- [WRITTEN REQUEST]: Pictures aside, quote the whole listing exactly.

==*==

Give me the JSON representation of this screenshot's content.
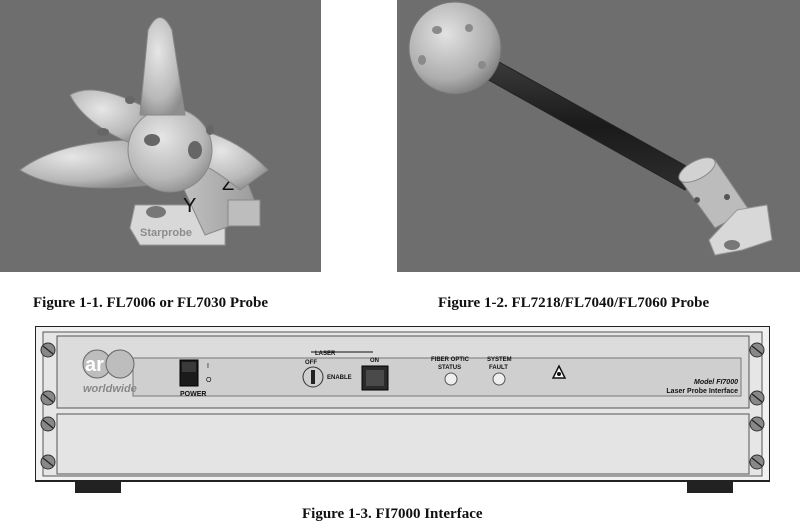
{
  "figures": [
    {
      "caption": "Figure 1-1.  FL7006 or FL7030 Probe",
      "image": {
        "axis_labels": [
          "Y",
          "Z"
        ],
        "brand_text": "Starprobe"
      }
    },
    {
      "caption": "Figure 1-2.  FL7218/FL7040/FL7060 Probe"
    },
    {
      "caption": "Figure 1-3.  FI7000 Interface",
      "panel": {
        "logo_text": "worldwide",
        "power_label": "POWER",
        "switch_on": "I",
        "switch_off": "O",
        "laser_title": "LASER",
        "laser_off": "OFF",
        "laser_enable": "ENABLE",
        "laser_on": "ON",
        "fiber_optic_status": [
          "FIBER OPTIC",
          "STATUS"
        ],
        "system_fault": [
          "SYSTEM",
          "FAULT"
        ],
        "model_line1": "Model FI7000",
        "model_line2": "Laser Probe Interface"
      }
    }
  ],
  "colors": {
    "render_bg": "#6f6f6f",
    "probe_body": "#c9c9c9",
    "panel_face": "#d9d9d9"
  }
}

==*==

- [ANSWER FOR THE TASK]:
Give me the JSON representation of this screenshot's content.
{
  "figures": [
    {
      "caption": "Figure 1-1.  FL7006 or FL7030 Probe",
      "image": {
        "axis_labels": [
          "Y",
          "Z"
        ],
        "brand_text": "Starprobe"
      }
    },
    {
      "caption": "Figure 1-2.  FL7218/FL7040/FL7060 Probe"
    },
    {
      "caption": "Figure 1-3.  FI7000 Interface",
      "panel": {
        "logo_text": "worldwide",
        "power_label": "POWER",
        "switch_on": "I",
        "switch_off": "O",
        "laser_title": "LASER",
        "laser_off": "OFF",
        "laser_enable": "ENABLE",
        "laser_on": "ON",
        "fiber_optic_status": [
          "FIBER OPTIC",
          "STATUS"
        ],
        "system_fault": [
          "SYSTEM",
          "FAULT"
        ],
        "model_line1": "Model FI7000",
        "model_line2": "Laser Probe Interface"
      }
    }
  ],
  "colors": {
    "render_bg": "#6f6f6f",
    "probe_body": "#c9c9c9",
    "panel_face": "#d9d9d9"
  }
}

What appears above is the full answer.